◆ **What the task requires**: Transcribe all the entries word for word, but omit the images.

Extracts from a graphics dataset
[START]

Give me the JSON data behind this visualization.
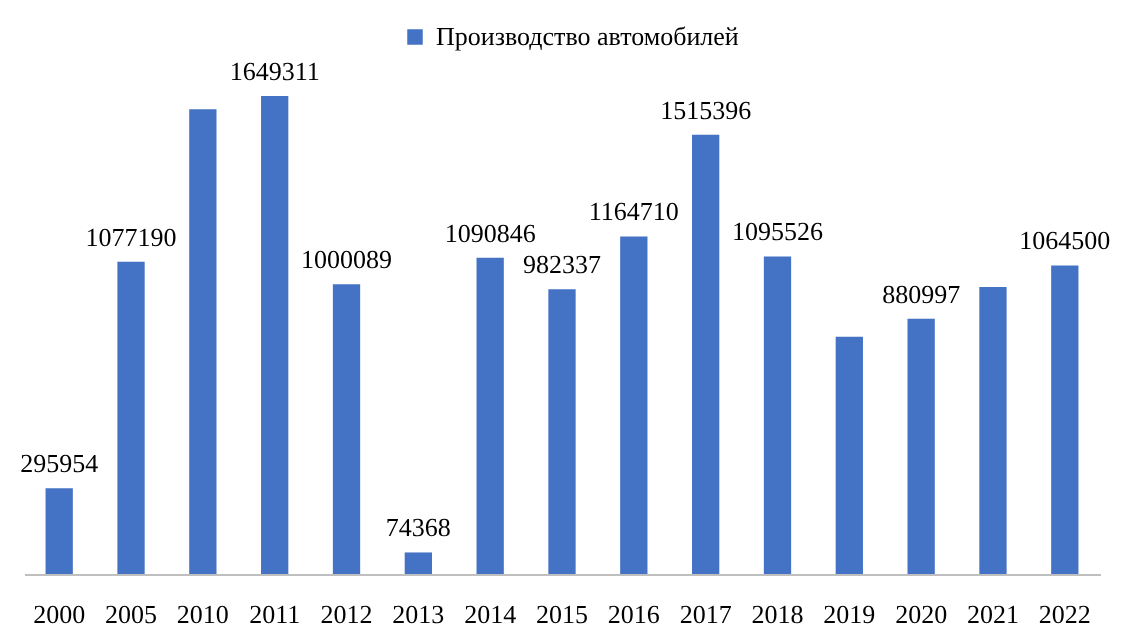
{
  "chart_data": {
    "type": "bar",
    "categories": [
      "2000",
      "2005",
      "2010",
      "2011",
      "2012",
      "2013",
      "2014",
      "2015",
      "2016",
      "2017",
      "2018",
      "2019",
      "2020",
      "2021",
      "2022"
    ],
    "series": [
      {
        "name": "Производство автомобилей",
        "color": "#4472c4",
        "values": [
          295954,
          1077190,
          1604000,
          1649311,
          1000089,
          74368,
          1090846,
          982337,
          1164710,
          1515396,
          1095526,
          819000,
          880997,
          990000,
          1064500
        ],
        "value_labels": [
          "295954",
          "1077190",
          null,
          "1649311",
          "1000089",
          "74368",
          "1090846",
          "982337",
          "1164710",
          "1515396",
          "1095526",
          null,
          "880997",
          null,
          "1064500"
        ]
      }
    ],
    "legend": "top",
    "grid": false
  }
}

[END]

◆ **Reply**:
Give me the JSON data behind this visualization.
{
  "chart_data": {
    "type": "bar",
    "categories": [
      "2000",
      "2005",
      "2010",
      "2011",
      "2012",
      "2013",
      "2014",
      "2015",
      "2016",
      "2017",
      "2018",
      "2019",
      "2020",
      "2021",
      "2022"
    ],
    "series": [
      {
        "name": "Производство автомобилей",
        "color": "#4472c4",
        "values": [
          295954,
          1077190,
          1604000,
          1649311,
          1000089,
          74368,
          1090846,
          982337,
          1164710,
          1515396,
          1095526,
          819000,
          880997,
          990000,
          1064500
        ],
        "value_labels": [
          "295954",
          "1077190",
          null,
          "1649311",
          "1000089",
          "74368",
          "1090846",
          "982337",
          "1164710",
          "1515396",
          "1095526",
          null,
          "880997",
          null,
          "1064500"
        ]
      }
    ],
    "legend": "top",
    "grid": false
  }
}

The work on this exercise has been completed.